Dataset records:
++++++++++
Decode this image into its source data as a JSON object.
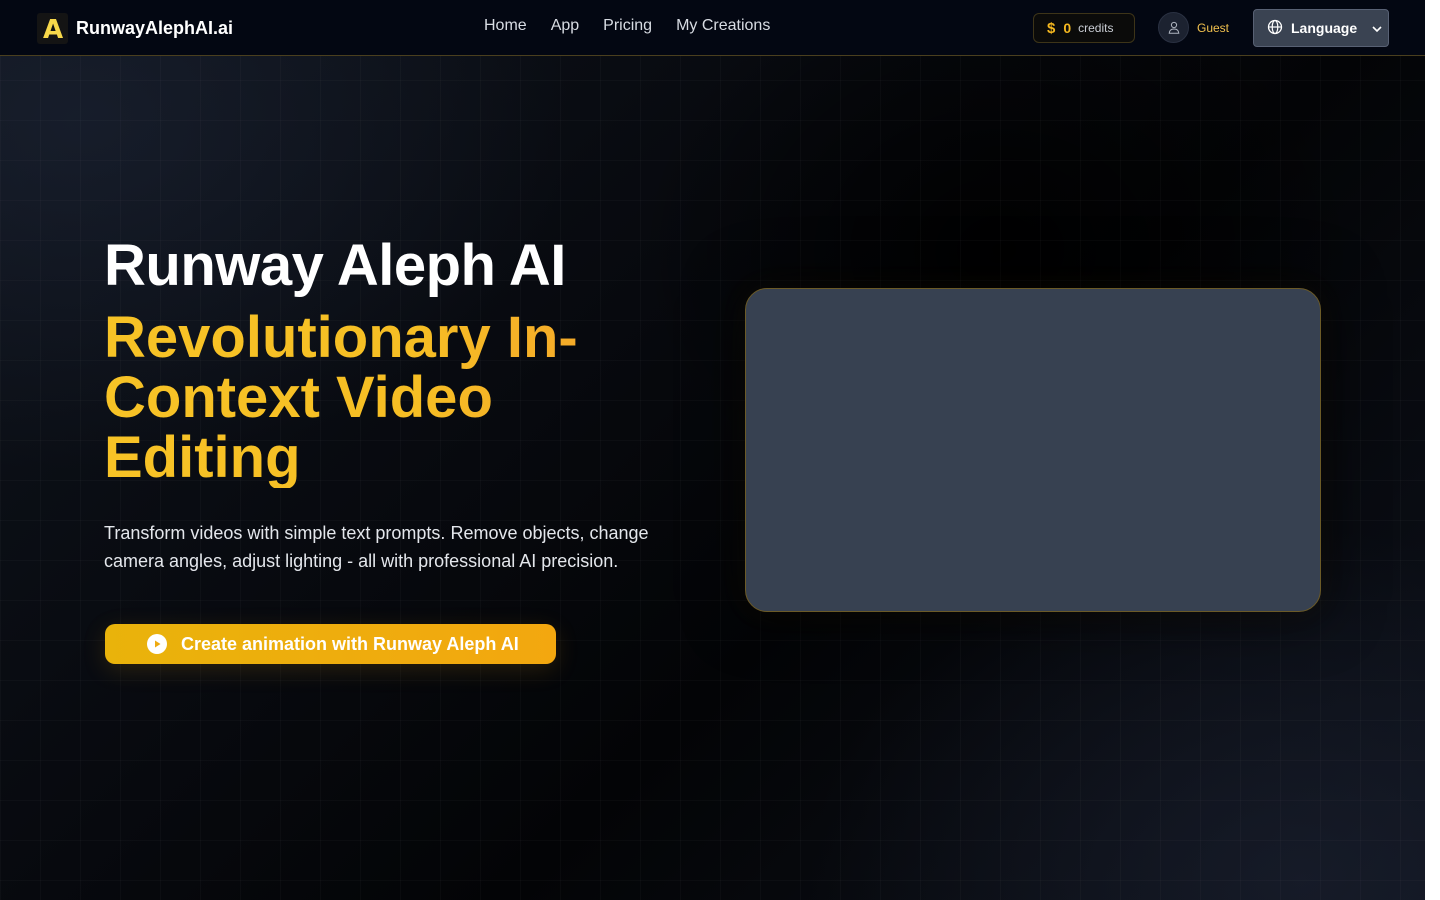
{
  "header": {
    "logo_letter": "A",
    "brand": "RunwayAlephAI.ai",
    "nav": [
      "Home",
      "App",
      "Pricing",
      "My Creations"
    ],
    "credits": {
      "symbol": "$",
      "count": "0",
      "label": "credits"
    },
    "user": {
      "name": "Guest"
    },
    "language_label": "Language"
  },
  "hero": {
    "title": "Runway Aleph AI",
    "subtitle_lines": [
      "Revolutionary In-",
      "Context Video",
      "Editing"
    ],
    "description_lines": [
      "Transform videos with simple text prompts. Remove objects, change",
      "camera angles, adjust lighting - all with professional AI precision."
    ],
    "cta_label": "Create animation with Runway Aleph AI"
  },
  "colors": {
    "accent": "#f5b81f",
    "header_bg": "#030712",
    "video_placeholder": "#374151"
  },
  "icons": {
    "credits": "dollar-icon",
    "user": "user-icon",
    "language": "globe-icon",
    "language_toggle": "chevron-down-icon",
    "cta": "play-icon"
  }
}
++++++++++
> **Aim of the task**: Every record above should come back exactly, but without its pictures.

> **Task solution**:
Decode this image into its source data as a JSON object.
{
  "header": {
    "logo_letter": "A",
    "brand": "RunwayAlephAI.ai",
    "nav": [
      "Home",
      "App",
      "Pricing",
      "My Creations"
    ],
    "credits": {
      "symbol": "$",
      "count": "0",
      "label": "credits"
    },
    "user": {
      "name": "Guest"
    },
    "language_label": "Language"
  },
  "hero": {
    "title": "Runway Aleph AI",
    "subtitle_lines": [
      "Revolutionary In-",
      "Context Video",
      "Editing"
    ],
    "description_lines": [
      "Transform videos with simple text prompts. Remove objects, change",
      "camera angles, adjust lighting - all with professional AI precision."
    ],
    "cta_label": "Create animation with Runway Aleph AI"
  },
  "colors": {
    "accent": "#f5b81f",
    "header_bg": "#030712",
    "video_placeholder": "#374151"
  },
  "icons": {
    "credits": "dollar-icon",
    "user": "user-icon",
    "language": "globe-icon",
    "language_toggle": "chevron-down-icon",
    "cta": "play-icon"
  }
}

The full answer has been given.